● Your task
How many lines in these records hold the string "Oblacnost"? State only that number.

● Recorded data
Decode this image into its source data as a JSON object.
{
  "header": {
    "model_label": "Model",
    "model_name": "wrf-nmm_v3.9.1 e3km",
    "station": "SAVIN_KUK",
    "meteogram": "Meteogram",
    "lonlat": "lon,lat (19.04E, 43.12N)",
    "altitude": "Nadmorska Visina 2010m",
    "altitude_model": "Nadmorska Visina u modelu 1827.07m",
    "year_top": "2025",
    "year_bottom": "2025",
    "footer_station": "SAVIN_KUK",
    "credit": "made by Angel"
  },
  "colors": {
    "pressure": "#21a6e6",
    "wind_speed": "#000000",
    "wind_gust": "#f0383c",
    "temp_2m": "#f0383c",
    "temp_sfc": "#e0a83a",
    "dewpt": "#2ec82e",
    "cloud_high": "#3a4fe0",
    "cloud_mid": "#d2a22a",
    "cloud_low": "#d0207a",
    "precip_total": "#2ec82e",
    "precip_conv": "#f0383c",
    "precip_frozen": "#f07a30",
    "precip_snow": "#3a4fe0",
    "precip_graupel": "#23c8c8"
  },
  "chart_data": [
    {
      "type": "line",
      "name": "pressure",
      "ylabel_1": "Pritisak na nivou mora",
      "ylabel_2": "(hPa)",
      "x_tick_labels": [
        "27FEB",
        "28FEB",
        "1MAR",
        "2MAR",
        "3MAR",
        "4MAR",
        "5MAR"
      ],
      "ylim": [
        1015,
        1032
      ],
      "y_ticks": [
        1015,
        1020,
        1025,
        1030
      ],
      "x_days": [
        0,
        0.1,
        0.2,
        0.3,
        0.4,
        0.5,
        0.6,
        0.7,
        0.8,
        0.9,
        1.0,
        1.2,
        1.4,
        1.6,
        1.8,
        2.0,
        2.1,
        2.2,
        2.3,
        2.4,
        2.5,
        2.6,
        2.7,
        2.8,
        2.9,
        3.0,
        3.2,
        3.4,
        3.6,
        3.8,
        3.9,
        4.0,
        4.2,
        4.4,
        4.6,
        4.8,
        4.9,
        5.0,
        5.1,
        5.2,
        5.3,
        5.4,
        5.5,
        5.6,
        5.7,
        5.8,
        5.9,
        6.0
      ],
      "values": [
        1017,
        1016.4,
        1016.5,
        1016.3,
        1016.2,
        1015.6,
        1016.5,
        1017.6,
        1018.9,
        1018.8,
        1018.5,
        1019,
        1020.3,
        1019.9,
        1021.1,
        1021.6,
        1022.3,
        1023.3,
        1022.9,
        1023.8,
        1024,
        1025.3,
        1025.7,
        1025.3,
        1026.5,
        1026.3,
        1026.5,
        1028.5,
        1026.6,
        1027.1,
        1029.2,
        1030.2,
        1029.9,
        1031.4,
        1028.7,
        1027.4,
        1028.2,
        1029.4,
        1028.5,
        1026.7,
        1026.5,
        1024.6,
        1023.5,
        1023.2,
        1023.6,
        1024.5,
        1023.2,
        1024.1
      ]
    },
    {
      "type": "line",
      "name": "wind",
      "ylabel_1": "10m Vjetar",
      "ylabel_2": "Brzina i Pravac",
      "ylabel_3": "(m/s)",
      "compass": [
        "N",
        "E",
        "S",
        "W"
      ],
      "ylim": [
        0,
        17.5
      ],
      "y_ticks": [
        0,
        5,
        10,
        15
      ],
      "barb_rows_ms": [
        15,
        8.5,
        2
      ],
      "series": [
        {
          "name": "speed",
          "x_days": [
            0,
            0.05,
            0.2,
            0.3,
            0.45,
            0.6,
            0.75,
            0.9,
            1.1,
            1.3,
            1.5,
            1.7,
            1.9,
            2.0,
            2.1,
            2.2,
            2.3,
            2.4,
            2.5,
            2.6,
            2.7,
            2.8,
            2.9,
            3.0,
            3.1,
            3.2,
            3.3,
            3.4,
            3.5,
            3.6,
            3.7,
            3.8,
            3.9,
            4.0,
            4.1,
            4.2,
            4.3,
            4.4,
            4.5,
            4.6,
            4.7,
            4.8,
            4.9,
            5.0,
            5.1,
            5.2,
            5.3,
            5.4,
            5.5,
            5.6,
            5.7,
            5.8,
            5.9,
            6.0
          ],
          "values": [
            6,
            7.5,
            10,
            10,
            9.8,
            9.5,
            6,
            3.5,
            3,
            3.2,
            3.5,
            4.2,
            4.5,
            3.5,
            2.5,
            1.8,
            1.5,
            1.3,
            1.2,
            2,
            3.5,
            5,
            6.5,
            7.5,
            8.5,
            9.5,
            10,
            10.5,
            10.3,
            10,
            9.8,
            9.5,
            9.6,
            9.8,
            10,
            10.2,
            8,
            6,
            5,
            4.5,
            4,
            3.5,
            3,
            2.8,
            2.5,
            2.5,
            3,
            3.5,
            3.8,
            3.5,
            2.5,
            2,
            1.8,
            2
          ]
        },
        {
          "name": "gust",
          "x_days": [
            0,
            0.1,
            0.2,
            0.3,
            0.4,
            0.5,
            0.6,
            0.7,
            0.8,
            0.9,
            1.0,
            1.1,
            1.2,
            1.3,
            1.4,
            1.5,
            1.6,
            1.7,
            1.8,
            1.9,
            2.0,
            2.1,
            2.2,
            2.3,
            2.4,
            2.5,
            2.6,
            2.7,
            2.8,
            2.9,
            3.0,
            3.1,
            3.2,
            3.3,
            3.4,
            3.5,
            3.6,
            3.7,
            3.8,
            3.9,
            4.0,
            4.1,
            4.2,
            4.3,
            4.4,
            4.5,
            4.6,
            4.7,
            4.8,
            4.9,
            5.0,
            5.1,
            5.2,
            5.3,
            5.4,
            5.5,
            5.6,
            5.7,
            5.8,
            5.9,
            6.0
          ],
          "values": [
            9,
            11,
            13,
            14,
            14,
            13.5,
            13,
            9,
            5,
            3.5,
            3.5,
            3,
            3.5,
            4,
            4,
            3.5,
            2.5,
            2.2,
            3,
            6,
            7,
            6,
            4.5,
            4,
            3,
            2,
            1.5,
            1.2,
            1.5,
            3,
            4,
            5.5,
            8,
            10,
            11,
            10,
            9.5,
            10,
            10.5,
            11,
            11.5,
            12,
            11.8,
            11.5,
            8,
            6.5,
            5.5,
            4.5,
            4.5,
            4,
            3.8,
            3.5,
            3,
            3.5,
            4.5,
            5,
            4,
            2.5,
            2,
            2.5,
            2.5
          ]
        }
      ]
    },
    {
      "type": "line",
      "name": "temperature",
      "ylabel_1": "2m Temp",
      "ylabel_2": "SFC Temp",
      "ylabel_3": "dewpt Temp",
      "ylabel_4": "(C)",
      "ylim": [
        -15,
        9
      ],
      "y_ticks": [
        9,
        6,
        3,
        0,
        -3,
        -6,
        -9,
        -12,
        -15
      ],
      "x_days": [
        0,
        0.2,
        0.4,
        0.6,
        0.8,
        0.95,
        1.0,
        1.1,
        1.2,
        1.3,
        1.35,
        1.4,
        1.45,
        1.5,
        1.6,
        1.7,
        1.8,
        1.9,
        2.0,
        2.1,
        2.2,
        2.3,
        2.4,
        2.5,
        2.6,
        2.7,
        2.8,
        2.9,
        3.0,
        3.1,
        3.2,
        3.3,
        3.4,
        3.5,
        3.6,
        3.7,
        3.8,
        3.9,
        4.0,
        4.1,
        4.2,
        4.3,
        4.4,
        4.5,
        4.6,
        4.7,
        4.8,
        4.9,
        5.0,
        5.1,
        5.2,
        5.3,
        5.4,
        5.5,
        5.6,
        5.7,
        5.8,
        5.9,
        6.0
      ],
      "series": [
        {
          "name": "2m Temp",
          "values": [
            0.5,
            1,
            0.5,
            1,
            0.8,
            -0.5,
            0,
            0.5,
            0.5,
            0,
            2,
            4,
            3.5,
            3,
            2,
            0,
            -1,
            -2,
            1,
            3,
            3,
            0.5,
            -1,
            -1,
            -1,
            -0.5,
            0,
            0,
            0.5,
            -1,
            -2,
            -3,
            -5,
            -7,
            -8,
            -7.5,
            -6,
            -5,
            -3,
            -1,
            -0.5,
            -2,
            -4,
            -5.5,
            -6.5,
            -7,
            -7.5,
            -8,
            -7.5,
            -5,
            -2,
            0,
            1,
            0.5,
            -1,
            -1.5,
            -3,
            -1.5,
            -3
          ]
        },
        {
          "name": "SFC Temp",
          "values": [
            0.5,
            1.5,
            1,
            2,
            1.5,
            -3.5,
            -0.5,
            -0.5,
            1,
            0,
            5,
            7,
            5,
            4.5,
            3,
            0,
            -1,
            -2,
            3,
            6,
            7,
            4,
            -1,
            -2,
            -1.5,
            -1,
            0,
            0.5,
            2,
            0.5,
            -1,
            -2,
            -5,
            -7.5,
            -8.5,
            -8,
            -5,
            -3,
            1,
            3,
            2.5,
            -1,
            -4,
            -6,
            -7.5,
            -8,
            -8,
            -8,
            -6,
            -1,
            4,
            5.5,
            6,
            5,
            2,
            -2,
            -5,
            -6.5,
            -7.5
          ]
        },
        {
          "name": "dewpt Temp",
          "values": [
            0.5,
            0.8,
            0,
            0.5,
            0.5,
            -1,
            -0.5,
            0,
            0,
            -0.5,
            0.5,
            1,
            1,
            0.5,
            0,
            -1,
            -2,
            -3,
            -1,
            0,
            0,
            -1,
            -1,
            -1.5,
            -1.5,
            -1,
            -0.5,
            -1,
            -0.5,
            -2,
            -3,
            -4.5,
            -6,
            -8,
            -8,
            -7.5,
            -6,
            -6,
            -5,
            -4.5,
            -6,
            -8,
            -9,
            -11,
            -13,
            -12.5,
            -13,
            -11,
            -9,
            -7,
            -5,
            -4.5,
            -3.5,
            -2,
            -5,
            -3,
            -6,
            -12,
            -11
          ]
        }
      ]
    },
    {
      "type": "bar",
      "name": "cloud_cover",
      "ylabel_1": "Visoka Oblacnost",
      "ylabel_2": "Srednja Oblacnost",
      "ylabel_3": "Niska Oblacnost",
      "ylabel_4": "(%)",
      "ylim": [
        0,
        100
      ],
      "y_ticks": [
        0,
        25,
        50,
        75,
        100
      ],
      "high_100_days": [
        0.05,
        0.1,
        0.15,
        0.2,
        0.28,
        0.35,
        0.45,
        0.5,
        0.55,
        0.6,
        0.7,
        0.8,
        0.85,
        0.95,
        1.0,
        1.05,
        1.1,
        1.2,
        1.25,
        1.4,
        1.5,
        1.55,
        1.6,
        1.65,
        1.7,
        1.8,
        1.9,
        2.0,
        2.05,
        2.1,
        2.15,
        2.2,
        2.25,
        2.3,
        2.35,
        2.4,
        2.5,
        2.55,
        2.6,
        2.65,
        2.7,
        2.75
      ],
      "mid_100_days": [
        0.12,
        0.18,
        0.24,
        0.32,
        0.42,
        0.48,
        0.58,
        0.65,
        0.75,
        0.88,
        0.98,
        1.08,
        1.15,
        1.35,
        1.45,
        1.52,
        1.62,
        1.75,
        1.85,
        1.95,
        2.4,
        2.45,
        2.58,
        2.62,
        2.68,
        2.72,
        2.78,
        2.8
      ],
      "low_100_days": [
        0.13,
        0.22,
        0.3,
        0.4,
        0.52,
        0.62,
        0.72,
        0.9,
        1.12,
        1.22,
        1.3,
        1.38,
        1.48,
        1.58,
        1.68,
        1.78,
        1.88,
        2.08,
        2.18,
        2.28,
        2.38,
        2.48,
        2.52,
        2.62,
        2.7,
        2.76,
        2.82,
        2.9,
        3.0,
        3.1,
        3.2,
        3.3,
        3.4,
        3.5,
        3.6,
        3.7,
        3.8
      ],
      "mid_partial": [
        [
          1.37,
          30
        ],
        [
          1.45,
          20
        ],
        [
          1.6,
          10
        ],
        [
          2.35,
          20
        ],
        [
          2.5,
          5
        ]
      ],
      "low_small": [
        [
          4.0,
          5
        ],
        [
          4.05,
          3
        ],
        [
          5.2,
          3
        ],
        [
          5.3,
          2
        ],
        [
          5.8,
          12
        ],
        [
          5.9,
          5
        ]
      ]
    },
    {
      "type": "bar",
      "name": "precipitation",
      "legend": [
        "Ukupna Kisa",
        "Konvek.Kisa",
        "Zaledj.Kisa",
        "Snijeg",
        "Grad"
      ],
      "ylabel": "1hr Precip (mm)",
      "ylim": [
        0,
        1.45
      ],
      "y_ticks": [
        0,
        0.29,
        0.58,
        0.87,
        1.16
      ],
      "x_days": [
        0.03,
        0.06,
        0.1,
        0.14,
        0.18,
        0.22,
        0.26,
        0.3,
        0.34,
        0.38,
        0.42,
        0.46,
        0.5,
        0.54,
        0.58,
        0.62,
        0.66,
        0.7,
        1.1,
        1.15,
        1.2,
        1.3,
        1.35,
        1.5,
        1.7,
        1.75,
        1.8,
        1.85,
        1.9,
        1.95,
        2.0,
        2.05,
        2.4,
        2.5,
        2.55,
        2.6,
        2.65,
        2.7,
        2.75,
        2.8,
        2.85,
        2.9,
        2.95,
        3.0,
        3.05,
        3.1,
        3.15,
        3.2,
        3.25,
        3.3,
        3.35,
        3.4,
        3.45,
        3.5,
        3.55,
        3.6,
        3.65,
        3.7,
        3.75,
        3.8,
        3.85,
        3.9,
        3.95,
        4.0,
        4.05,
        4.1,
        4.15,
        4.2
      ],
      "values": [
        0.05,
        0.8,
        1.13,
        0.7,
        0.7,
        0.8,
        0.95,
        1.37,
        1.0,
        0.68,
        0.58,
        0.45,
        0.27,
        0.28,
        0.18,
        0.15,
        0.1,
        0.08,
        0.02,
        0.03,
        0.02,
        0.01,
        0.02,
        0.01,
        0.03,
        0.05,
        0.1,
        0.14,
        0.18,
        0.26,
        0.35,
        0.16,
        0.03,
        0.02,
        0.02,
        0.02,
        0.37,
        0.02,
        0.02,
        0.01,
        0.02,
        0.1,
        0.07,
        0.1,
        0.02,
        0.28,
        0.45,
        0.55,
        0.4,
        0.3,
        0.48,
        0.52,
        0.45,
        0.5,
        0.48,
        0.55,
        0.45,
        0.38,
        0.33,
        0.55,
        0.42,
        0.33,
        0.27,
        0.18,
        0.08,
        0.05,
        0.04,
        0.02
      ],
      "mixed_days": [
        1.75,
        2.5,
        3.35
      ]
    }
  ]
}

● Expected output
3